§ Job: Tally the lines containing "JSON" and report the number alone.

•••

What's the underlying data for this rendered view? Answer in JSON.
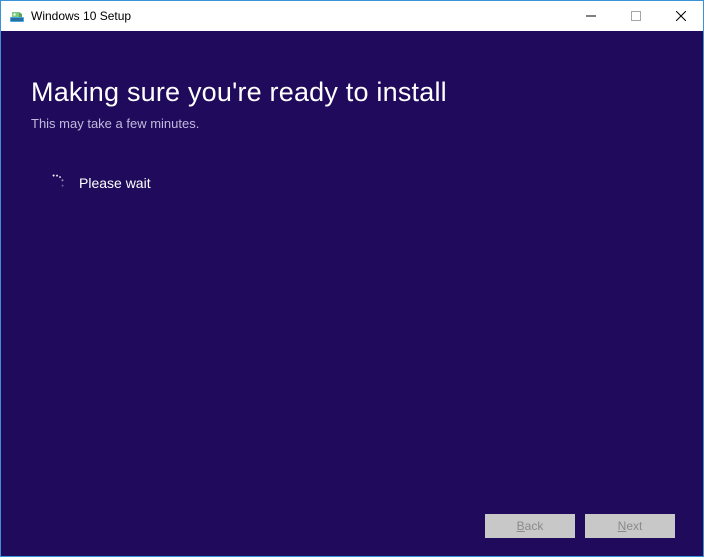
{
  "window": {
    "title": "Windows 10 Setup"
  },
  "content": {
    "heading": "Making sure you're ready to install",
    "subheading": "This may take a few minutes.",
    "wait_text": "Please wait"
  },
  "buttons": {
    "back_prefix": "B",
    "back_rest": "ack",
    "next_prefix": "N",
    "next_rest": "ext"
  },
  "colors": {
    "accent": "#1f0a5b",
    "border": "#3a93d6"
  }
}
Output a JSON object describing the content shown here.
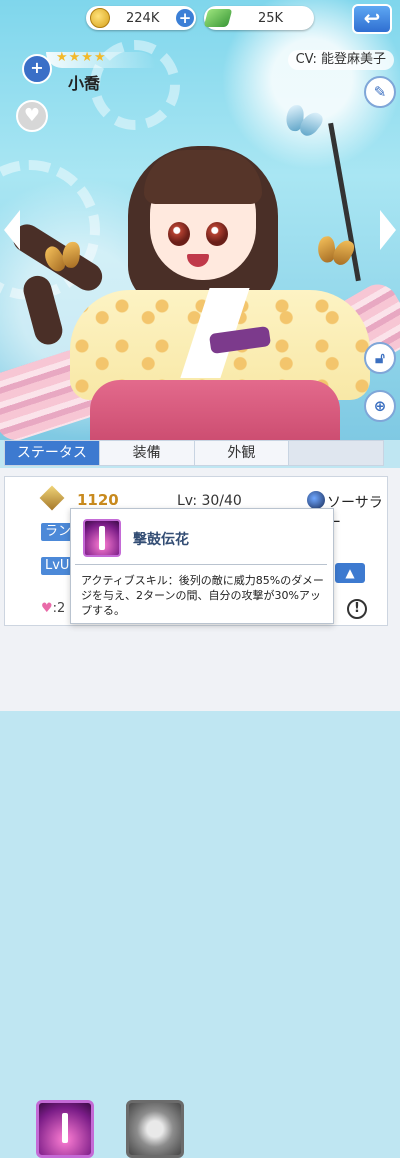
{
  "currency": {
    "gold": "224K",
    "gems": "25K"
  },
  "character": {
    "stars": "★★★★",
    "name": "小喬",
    "cv": "CV: 能登麻美子"
  },
  "tabs": [
    "ステータス",
    "装備",
    "外観"
  ],
  "status": {
    "power": "1120",
    "level": "Lv: 30/40",
    "job": "ソーサラー",
    "rank_tag": "ラン",
    "lvup_tag": "LvU",
    "heart_value": "2"
  },
  "skill_tooltip": {
    "title": "撃鼓伝花",
    "description": "アクティブスキル：後列の敵に威力85%のダメージを与え、2ターンの間、自分の攻撃が30%アップする。"
  },
  "skills": [
    {
      "icon": "sword-skill-icon"
    },
    {
      "icon": "burst-skill-icon"
    }
  ],
  "colors": {
    "accent": "#3d7ad0",
    "power": "#c88a1e"
  }
}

•••

§ Solution to this problem: 2